- TASK DIRECTIONS:
Locate the word "JSON" in the data below, then copy every line that holds it.

Stored entries
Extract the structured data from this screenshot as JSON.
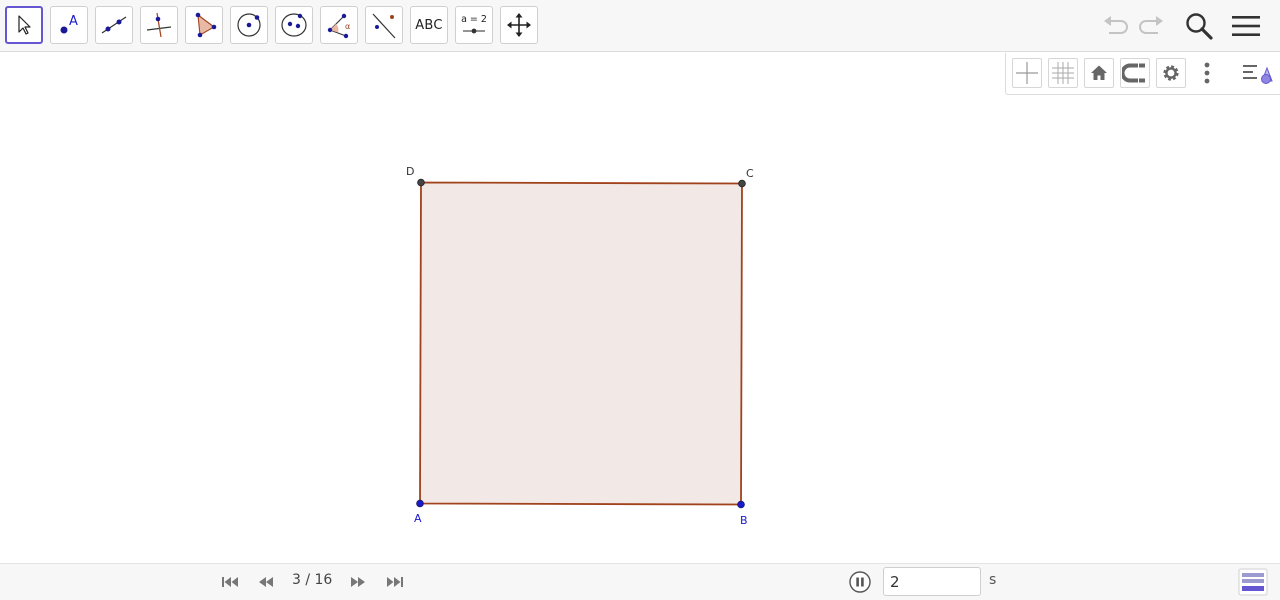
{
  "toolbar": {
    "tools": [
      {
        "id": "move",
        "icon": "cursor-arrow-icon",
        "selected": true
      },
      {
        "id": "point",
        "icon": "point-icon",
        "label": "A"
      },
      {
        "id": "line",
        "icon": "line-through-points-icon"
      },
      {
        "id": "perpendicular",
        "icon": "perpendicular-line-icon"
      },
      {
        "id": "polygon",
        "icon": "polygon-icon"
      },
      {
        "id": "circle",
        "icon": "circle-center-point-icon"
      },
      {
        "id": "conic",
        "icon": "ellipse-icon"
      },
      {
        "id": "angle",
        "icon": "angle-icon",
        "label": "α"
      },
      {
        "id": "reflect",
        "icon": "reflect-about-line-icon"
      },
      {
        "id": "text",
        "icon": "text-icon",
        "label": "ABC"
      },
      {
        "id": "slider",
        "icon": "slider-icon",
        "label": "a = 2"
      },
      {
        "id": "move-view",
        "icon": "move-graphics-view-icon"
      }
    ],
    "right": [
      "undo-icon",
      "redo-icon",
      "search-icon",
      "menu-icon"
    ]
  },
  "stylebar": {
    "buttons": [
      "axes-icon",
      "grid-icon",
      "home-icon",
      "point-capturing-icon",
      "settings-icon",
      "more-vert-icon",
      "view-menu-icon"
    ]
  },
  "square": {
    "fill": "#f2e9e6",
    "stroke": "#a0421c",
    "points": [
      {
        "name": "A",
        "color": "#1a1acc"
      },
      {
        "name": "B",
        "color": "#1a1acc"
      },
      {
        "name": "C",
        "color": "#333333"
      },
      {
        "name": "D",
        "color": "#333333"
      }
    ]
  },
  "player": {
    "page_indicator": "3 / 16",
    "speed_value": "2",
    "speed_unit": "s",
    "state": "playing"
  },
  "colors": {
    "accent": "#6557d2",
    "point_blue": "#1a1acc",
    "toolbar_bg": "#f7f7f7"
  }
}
...
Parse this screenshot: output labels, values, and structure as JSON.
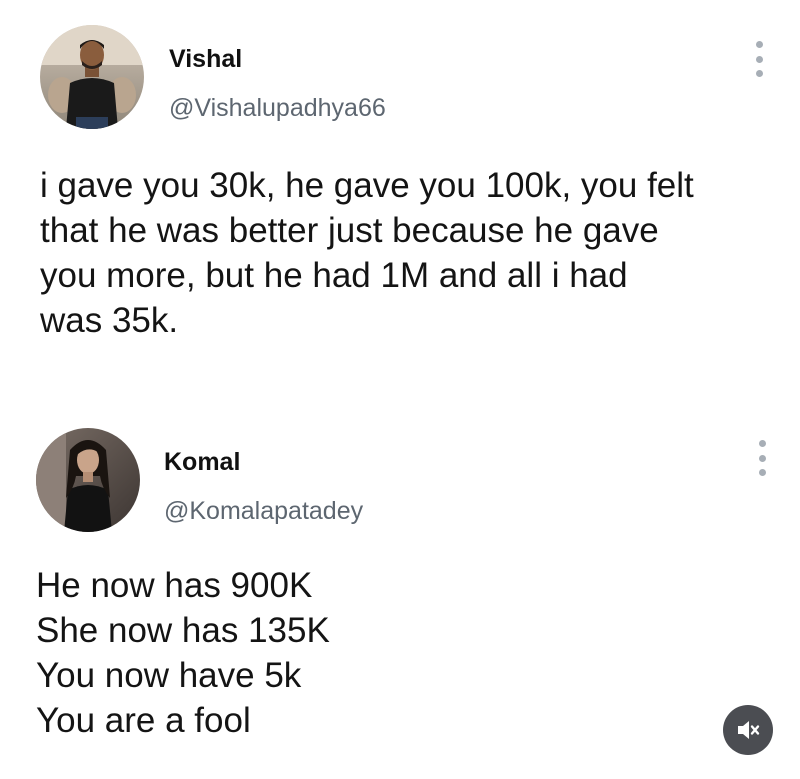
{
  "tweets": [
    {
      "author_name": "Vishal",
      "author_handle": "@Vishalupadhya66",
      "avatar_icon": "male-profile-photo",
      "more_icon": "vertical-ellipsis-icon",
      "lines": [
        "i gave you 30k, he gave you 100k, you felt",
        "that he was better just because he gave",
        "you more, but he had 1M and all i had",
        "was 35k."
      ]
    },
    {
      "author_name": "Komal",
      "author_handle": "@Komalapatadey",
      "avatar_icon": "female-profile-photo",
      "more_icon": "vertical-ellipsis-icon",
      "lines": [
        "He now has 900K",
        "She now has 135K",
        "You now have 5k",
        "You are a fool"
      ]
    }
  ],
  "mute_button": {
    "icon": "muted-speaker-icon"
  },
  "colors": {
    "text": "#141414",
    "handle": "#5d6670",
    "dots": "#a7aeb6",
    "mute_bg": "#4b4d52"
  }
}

- TASK RESULT:
Extract the structured data from this screenshot as JSON.
Parse this screenshot: output labels, values, and structure as JSON.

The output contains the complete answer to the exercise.